- To do -
Please write the listing below out again exactly, leaving every picture behind.
-- Begin --
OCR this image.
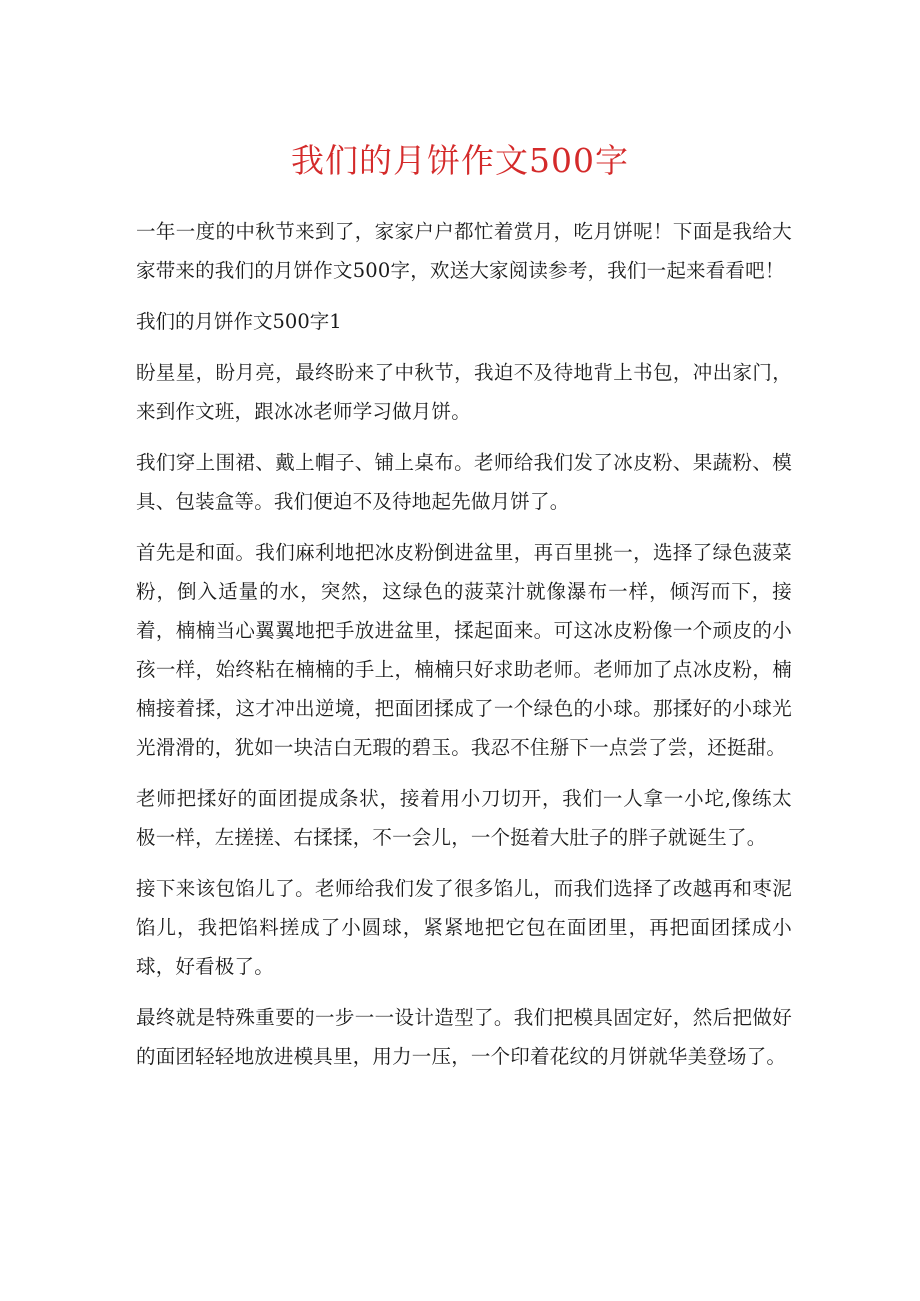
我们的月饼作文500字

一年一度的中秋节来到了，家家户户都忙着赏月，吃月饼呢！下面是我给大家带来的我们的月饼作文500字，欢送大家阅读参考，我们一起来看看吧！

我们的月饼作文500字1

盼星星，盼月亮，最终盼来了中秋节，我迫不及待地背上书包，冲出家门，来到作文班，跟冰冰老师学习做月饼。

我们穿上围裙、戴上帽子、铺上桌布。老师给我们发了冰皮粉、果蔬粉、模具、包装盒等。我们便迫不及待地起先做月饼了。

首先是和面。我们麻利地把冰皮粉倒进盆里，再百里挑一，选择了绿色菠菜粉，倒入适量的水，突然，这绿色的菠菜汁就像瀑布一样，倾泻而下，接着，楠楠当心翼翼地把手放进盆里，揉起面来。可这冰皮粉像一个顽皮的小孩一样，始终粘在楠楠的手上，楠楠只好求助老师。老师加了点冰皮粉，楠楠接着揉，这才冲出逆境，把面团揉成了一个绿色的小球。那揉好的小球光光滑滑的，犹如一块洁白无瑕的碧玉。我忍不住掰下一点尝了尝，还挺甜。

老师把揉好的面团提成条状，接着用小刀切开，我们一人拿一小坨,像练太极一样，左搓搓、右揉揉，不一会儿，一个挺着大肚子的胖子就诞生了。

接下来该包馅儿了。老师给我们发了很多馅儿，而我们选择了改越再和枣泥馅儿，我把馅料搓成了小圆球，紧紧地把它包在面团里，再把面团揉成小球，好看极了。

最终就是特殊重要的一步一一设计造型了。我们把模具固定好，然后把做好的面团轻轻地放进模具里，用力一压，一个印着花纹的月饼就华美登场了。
-- End --
- Answer for this exercise -
OCR this image.
我们的月饼作文500字

一年一度的中秋节来到了，家家户户都忙着赏月，吃月饼呢！下面是我给大家带来的我们的月饼作文500字，欢送大家阅读参考，我们一起来看看吧！

我们的月饼作文500字1

盼星星，盼月亮，最终盼来了中秋节，我迫不及待地背上书包，冲出家门，来到作文班，跟冰冰老师学习做月饼。

我们穿上围裙、戴上帽子、铺上桌布。老师给我们发了冰皮粉、果蔬粉、模具、包装盒等。我们便迫不及待地起先做月饼了。

首先是和面。我们麻利地把冰皮粉倒进盆里，再百里挑一，选择了绿色菠菜粉，倒入适量的水，突然，这绿色的菠菜汁就像瀑布一样，倾泻而下，接着，楠楠当心翼翼地把手放进盆里，揉起面来。可这冰皮粉像一个顽皮的小孩一样，始终粘在楠楠的手上，楠楠只好求助老师。老师加了点冰皮粉，楠楠接着揉，这才冲出逆境，把面团揉成了一个绿色的小球。那揉好的小球光光滑滑的，犹如一块洁白无瑕的碧玉。我忍不住掰下一点尝了尝，还挺甜。

老师把揉好的面团提成条状，接着用小刀切开，我们一人拿一小坨,像练太极一样，左搓搓、右揉揉，不一会儿，一个挺着大肚子的胖子就诞生了。

接下来该包馅儿了。老师给我们发了很多馅儿，而我们选择了改越再和枣泥馅儿，我把馅料搓成了小圆球，紧紧地把它包在面团里，再把面团揉成小球，好看极了。

最终就是特殊重要的一步一一设计造型了。我们把模具固定好，然后把做好的面团轻轻地放进模具里，用力一压，一个印着花纹的月饼就华美登场了。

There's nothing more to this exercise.